Data tied to figure images:

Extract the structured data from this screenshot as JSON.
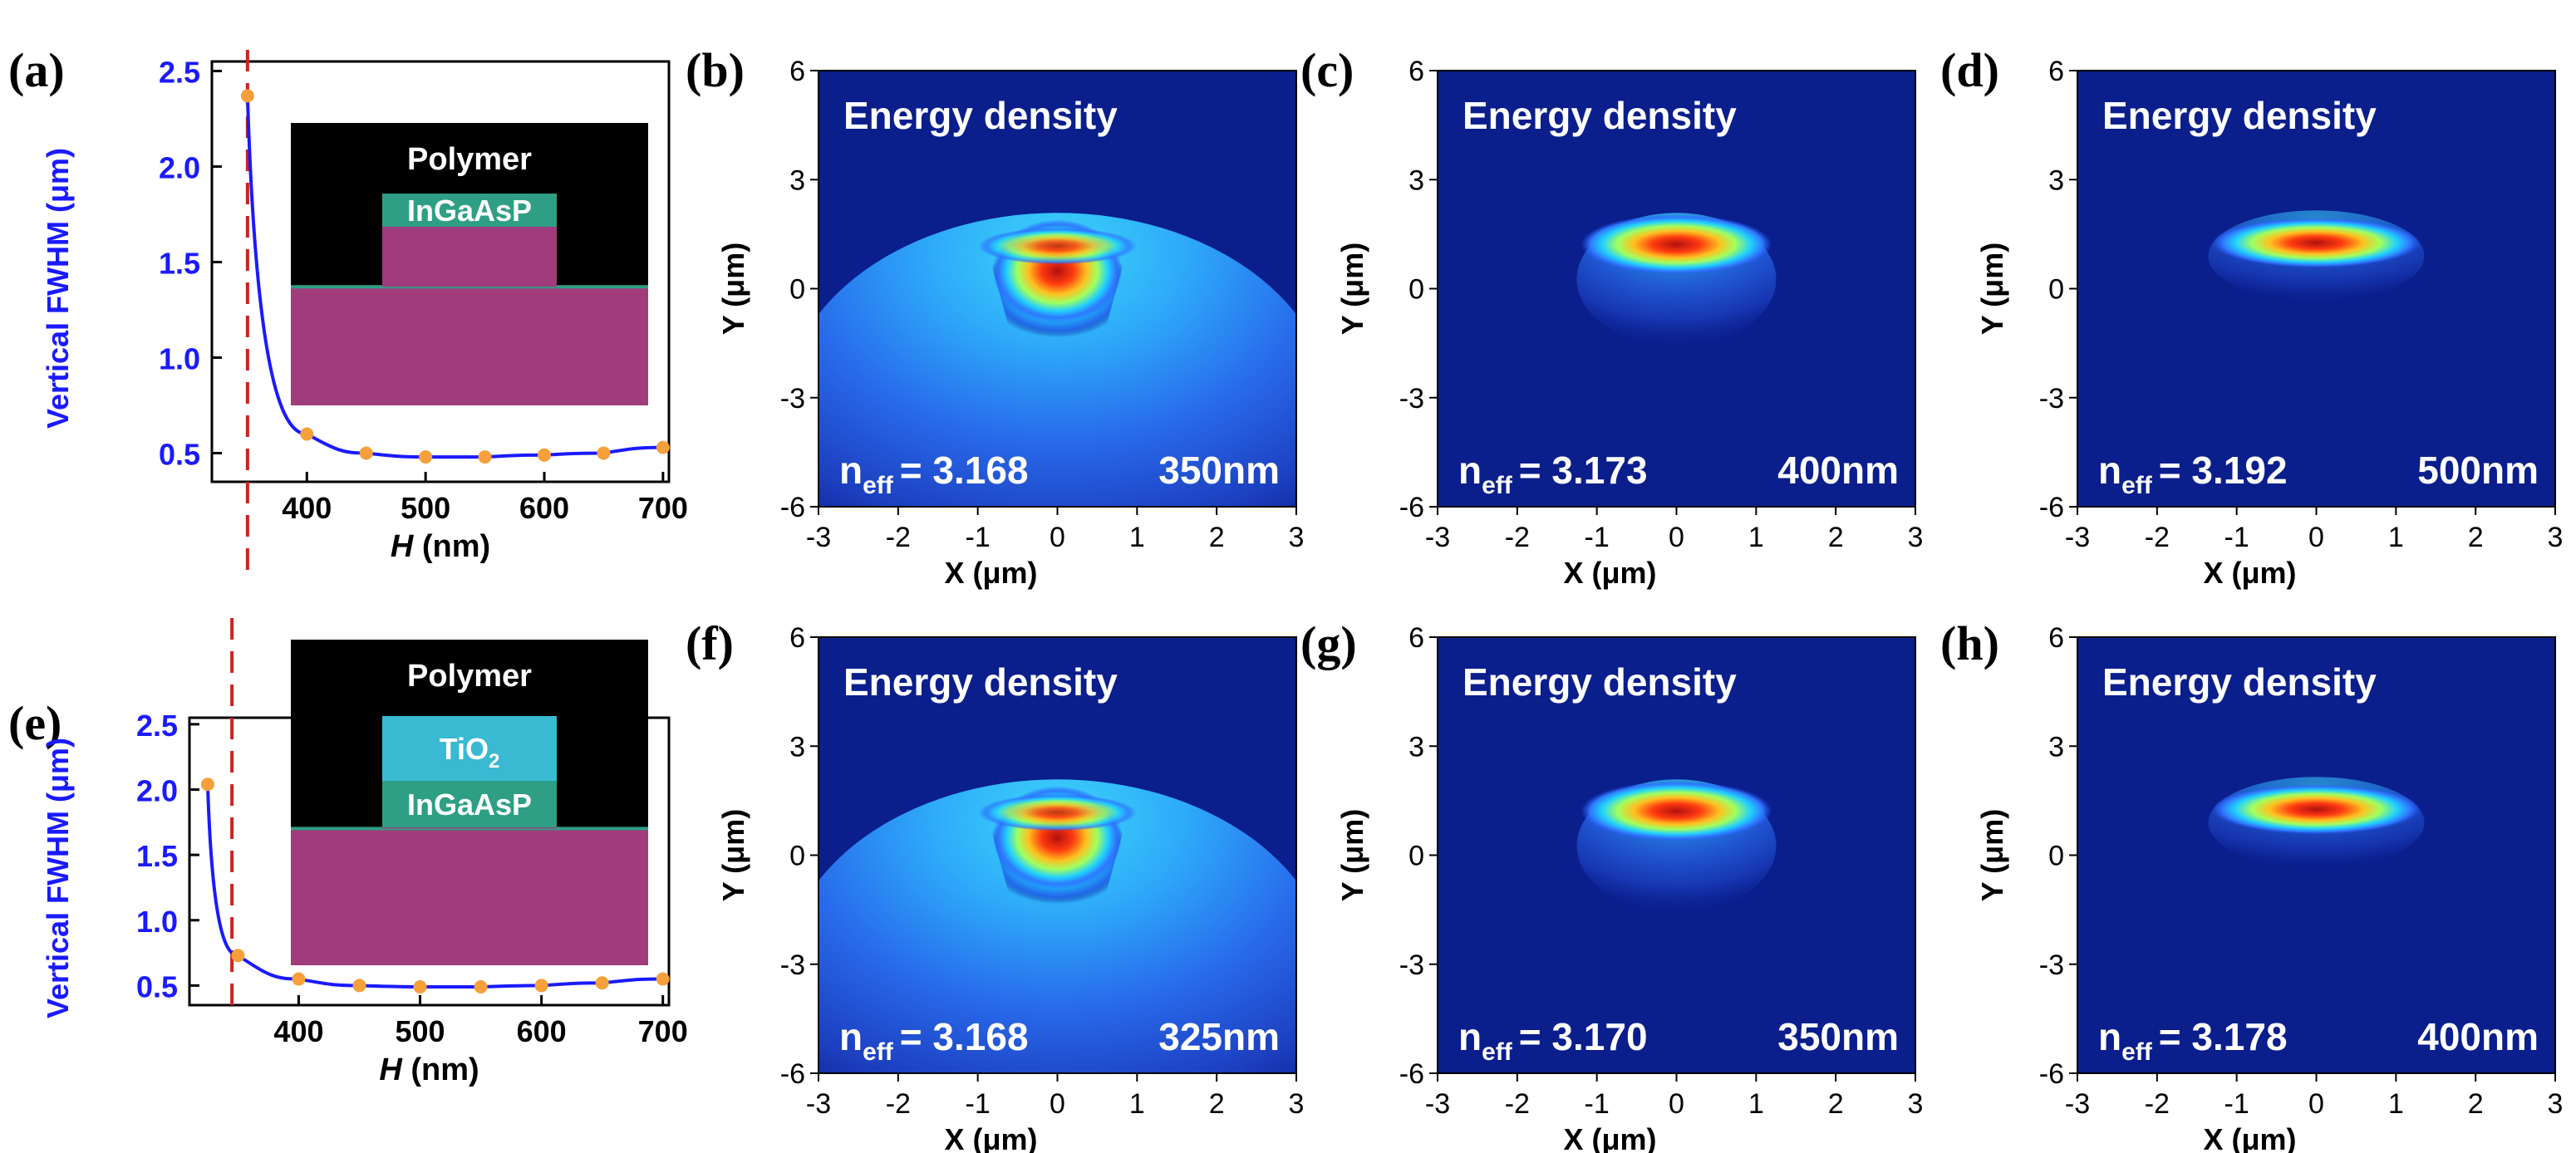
{
  "figure": {
    "accent_blue": "#1a1aff",
    "marker_orange": "#f5a03a",
    "cutoff_red": "#cc2222"
  },
  "chart_data": [
    {
      "id": "a",
      "label": "(a)",
      "type": "line",
      "xlabel_italic": "H",
      "xlabel_rest": " (nm)",
      "ylabel": "Vertical FWHM (μm)",
      "xlim": [
        320,
        705
      ],
      "ylim": [
        0.35,
        2.55
      ],
      "xticks": [
        400,
        500,
        600,
        700
      ],
      "yticks": [
        0.5,
        1.0,
        1.5,
        2.0,
        2.5
      ],
      "ytick_labels": [
        "0.5",
        "1.0",
        "1.5",
        "2.0",
        "2.5"
      ],
      "cutoff_x": 350,
      "series": [
        {
          "name": "FWHM",
          "x": [
            350,
            400,
            450,
            500,
            550,
            600,
            650,
            700
          ],
          "y": [
            2.37,
            0.6,
            0.5,
            0.48,
            0.48,
            0.49,
            0.5,
            0.53
          ]
        }
      ],
      "inset": {
        "top_label": "Polymer",
        "layers": [
          {
            "label": "InGaAsP",
            "color": "#2e9f84"
          }
        ]
      }
    },
    {
      "id": "e",
      "label": "(e)",
      "type": "line",
      "xlabel_italic": "H",
      "xlabel_rest": " (nm)",
      "ylabel": "Vertical FWHM (μm)",
      "xlim": [
        310,
        705
      ],
      "ylim": [
        0.35,
        2.55
      ],
      "xticks": [
        400,
        500,
        600,
        700
      ],
      "yticks": [
        0.5,
        1.0,
        1.5,
        2.0,
        2.5
      ],
      "ytick_labels": [
        "0.5",
        "1.0",
        "1.5",
        "2.0",
        "2.5"
      ],
      "cutoff_x": 345,
      "series": [
        {
          "name": "FWHM",
          "x": [
            325,
            350,
            400,
            450,
            500,
            550,
            600,
            650,
            700
          ],
          "y": [
            2.04,
            0.73,
            0.55,
            0.5,
            0.49,
            0.49,
            0.5,
            0.52,
            0.55
          ]
        }
      ],
      "inset": {
        "top_label": "Polymer",
        "layers": [
          {
            "label_main": "TiO",
            "label_sub": "2",
            "color": "#3ab9d2"
          },
          {
            "label": "InGaAsP",
            "color": "#2e9f84"
          }
        ]
      }
    },
    {
      "id": "b",
      "label": "(b)",
      "type": "heatmap",
      "title": "Energy density",
      "neff_prefix": "n",
      "neff_sub": "eff",
      "neff_value": "= 3.168",
      "height_label": "350nm",
      "mode": "wide",
      "xlabel": "X (μm)",
      "ylabel": "Y (μm)",
      "xlim": [
        -3,
        3
      ],
      "ylim": [
        -6,
        6
      ],
      "xticks": [
        "-3",
        "-2",
        "-1",
        "0",
        "1",
        "2",
        "3"
      ],
      "yticks": [
        "-6",
        "-3",
        "0",
        "3",
        "6"
      ]
    },
    {
      "id": "c",
      "label": "(c)",
      "type": "heatmap",
      "title": "Energy density",
      "neff_prefix": "n",
      "neff_sub": "eff",
      "neff_value": "= 3.173",
      "height_label": "400nm",
      "mode": "confined",
      "xlabel": "X (μm)",
      "ylabel": "Y (μm)",
      "xlim": [
        -3,
        3
      ],
      "ylim": [
        -6,
        6
      ],
      "xticks": [
        "-3",
        "-2",
        "-1",
        "0",
        "1",
        "2",
        "3"
      ],
      "yticks": [
        "-6",
        "-3",
        "0",
        "3",
        "6"
      ]
    },
    {
      "id": "d",
      "label": "(d)",
      "type": "heatmap",
      "title": "Energy density",
      "neff_prefix": "n",
      "neff_sub": "eff",
      "neff_value": "= 3.192",
      "height_label": "500nm",
      "mode": "tight",
      "xlabel": "X (μm)",
      "ylabel": "Y (μm)",
      "xlim": [
        -3,
        3
      ],
      "ylim": [
        -6,
        6
      ],
      "xticks": [
        "-3",
        "-2",
        "-1",
        "0",
        "1",
        "2",
        "3"
      ],
      "yticks": [
        "-6",
        "-3",
        "0",
        "3",
        "6"
      ]
    },
    {
      "id": "f",
      "label": "(f)",
      "type": "heatmap",
      "title": "Energy density",
      "neff_prefix": "n",
      "neff_sub": "eff",
      "neff_value": "= 3.168",
      "height_label": "325nm",
      "mode": "wide",
      "xlabel": "X (μm)",
      "ylabel": "Y (μm)",
      "xlim": [
        -3,
        3
      ],
      "ylim": [
        -6,
        6
      ],
      "xticks": [
        "-3",
        "-2",
        "-1",
        "0",
        "1",
        "2",
        "3"
      ],
      "yticks": [
        "-6",
        "-3",
        "0",
        "3",
        "6"
      ]
    },
    {
      "id": "g",
      "label": "(g)",
      "type": "heatmap",
      "title": "Energy density",
      "neff_prefix": "n",
      "neff_sub": "eff",
      "neff_value": "= 3.170",
      "height_label": "350nm",
      "mode": "confined",
      "xlabel": "X (μm)",
      "ylabel": "Y (μm)",
      "xlim": [
        -3,
        3
      ],
      "ylim": [
        -6,
        6
      ],
      "xticks": [
        "-3",
        "-2",
        "-1",
        "0",
        "1",
        "2",
        "3"
      ],
      "yticks": [
        "-6",
        "-3",
        "0",
        "3",
        "6"
      ]
    },
    {
      "id": "h",
      "label": "(h)",
      "type": "heatmap",
      "title": "Energy density",
      "neff_prefix": "n",
      "neff_sub": "eff",
      "neff_value": "= 3.178",
      "height_label": "400nm",
      "mode": "tight",
      "xlabel": "X (μm)",
      "ylabel": "Y (μm)",
      "xlim": [
        -3,
        3
      ],
      "ylim": [
        -6,
        6
      ],
      "xticks": [
        "-3",
        "-2",
        "-1",
        "0",
        "1",
        "2",
        "3"
      ],
      "yticks": [
        "-6",
        "-3",
        "0",
        "3",
        "6"
      ]
    }
  ]
}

What the task asks: Restate the records word for word, omitting images.

Result of the exercise:
Extract the structured data from this screenshot as JSON.
{
  "figure": {
    "accent_blue": "#1a1aff",
    "marker_orange": "#f5a03a",
    "cutoff_red": "#cc2222"
  },
  "chart_data": [
    {
      "id": "a",
      "label": "(a)",
      "type": "line",
      "xlabel_italic": "H",
      "xlabel_rest": " (nm)",
      "ylabel": "Vertical FWHM (μm)",
      "xlim": [
        320,
        705
      ],
      "ylim": [
        0.35,
        2.55
      ],
      "xticks": [
        400,
        500,
        600,
        700
      ],
      "yticks": [
        0.5,
        1.0,
        1.5,
        2.0,
        2.5
      ],
      "ytick_labels": [
        "0.5",
        "1.0",
        "1.5",
        "2.0",
        "2.5"
      ],
      "cutoff_x": 350,
      "series": [
        {
          "name": "FWHM",
          "x": [
            350,
            400,
            450,
            500,
            550,
            600,
            650,
            700
          ],
          "y": [
            2.37,
            0.6,
            0.5,
            0.48,
            0.48,
            0.49,
            0.5,
            0.53
          ]
        }
      ],
      "inset": {
        "top_label": "Polymer",
        "layers": [
          {
            "label": "InGaAsP",
            "color": "#2e9f84"
          }
        ]
      }
    },
    {
      "id": "e",
      "label": "(e)",
      "type": "line",
      "xlabel_italic": "H",
      "xlabel_rest": " (nm)",
      "ylabel": "Vertical FWHM (μm)",
      "xlim": [
        310,
        705
      ],
      "ylim": [
        0.35,
        2.55
      ],
      "xticks": [
        400,
        500,
        600,
        700
      ],
      "yticks": [
        0.5,
        1.0,
        1.5,
        2.0,
        2.5
      ],
      "ytick_labels": [
        "0.5",
        "1.0",
        "1.5",
        "2.0",
        "2.5"
      ],
      "cutoff_x": 345,
      "series": [
        {
          "name": "FWHM",
          "x": [
            325,
            350,
            400,
            450,
            500,
            550,
            600,
            650,
            700
          ],
          "y": [
            2.04,
            0.73,
            0.55,
            0.5,
            0.49,
            0.49,
            0.5,
            0.52,
            0.55
          ]
        }
      ],
      "inset": {
        "top_label": "Polymer",
        "layers": [
          {
            "label_main": "TiO",
            "label_sub": "2",
            "color": "#3ab9d2"
          },
          {
            "label": "InGaAsP",
            "color": "#2e9f84"
          }
        ]
      }
    },
    {
      "id": "b",
      "label": "(b)",
      "type": "heatmap",
      "title": "Energy density",
      "neff_prefix": "n",
      "neff_sub": "eff",
      "neff_value": "= 3.168",
      "height_label": "350nm",
      "mode": "wide",
      "xlabel": "X (μm)",
      "ylabel": "Y (μm)",
      "xlim": [
        -3,
        3
      ],
      "ylim": [
        -6,
        6
      ],
      "xticks": [
        "-3",
        "-2",
        "-1",
        "0",
        "1",
        "2",
        "3"
      ],
      "yticks": [
        "-6",
        "-3",
        "0",
        "3",
        "6"
      ]
    },
    {
      "id": "c",
      "label": "(c)",
      "type": "heatmap",
      "title": "Energy density",
      "neff_prefix": "n",
      "neff_sub": "eff",
      "neff_value": "= 3.173",
      "height_label": "400nm",
      "mode": "confined",
      "xlabel": "X (μm)",
      "ylabel": "Y (μm)",
      "xlim": [
        -3,
        3
      ],
      "ylim": [
        -6,
        6
      ],
      "xticks": [
        "-3",
        "-2",
        "-1",
        "0",
        "1",
        "2",
        "3"
      ],
      "yticks": [
        "-6",
        "-3",
        "0",
        "3",
        "6"
      ]
    },
    {
      "id": "d",
      "label": "(d)",
      "type": "heatmap",
      "title": "Energy density",
      "neff_prefix": "n",
      "neff_sub": "eff",
      "neff_value": "= 3.192",
      "height_label": "500nm",
      "mode": "tight",
      "xlabel": "X (μm)",
      "ylabel": "Y (μm)",
      "xlim": [
        -3,
        3
      ],
      "ylim": [
        -6,
        6
      ],
      "xticks": [
        "-3",
        "-2",
        "-1",
        "0",
        "1",
        "2",
        "3"
      ],
      "yticks": [
        "-6",
        "-3",
        "0",
        "3",
        "6"
      ]
    },
    {
      "id": "f",
      "label": "(f)",
      "type": "heatmap",
      "title": "Energy density",
      "neff_prefix": "n",
      "neff_sub": "eff",
      "neff_value": "= 3.168",
      "height_label": "325nm",
      "mode": "wide",
      "xlabel": "X (μm)",
      "ylabel": "Y (μm)",
      "xlim": [
        -3,
        3
      ],
      "ylim": [
        -6,
        6
      ],
      "xticks": [
        "-3",
        "-2",
        "-1",
        "0",
        "1",
        "2",
        "3"
      ],
      "yticks": [
        "-6",
        "-3",
        "0",
        "3",
        "6"
      ]
    },
    {
      "id": "g",
      "label": "(g)",
      "type": "heatmap",
      "title": "Energy density",
      "neff_prefix": "n",
      "neff_sub": "eff",
      "neff_value": "= 3.170",
      "height_label": "350nm",
      "mode": "confined",
      "xlabel": "X (μm)",
      "ylabel": "Y (μm)",
      "xlim": [
        -3,
        3
      ],
      "ylim": [
        -6,
        6
      ],
      "xticks": [
        "-3",
        "-2",
        "-1",
        "0",
        "1",
        "2",
        "3"
      ],
      "yticks": [
        "-6",
        "-3",
        "0",
        "3",
        "6"
      ]
    },
    {
      "id": "h",
      "label": "(h)",
      "type": "heatmap",
      "title": "Energy density",
      "neff_prefix": "n",
      "neff_sub": "eff",
      "neff_value": "= 3.178",
      "height_label": "400nm",
      "mode": "tight",
      "xlabel": "X (μm)",
      "ylabel": "Y (μm)",
      "xlim": [
        -3,
        3
      ],
      "ylim": [
        -6,
        6
      ],
      "xticks": [
        "-3",
        "-2",
        "-1",
        "0",
        "1",
        "2",
        "3"
      ],
      "yticks": [
        "-6",
        "-3",
        "0",
        "3",
        "6"
      ]
    }
  ]
}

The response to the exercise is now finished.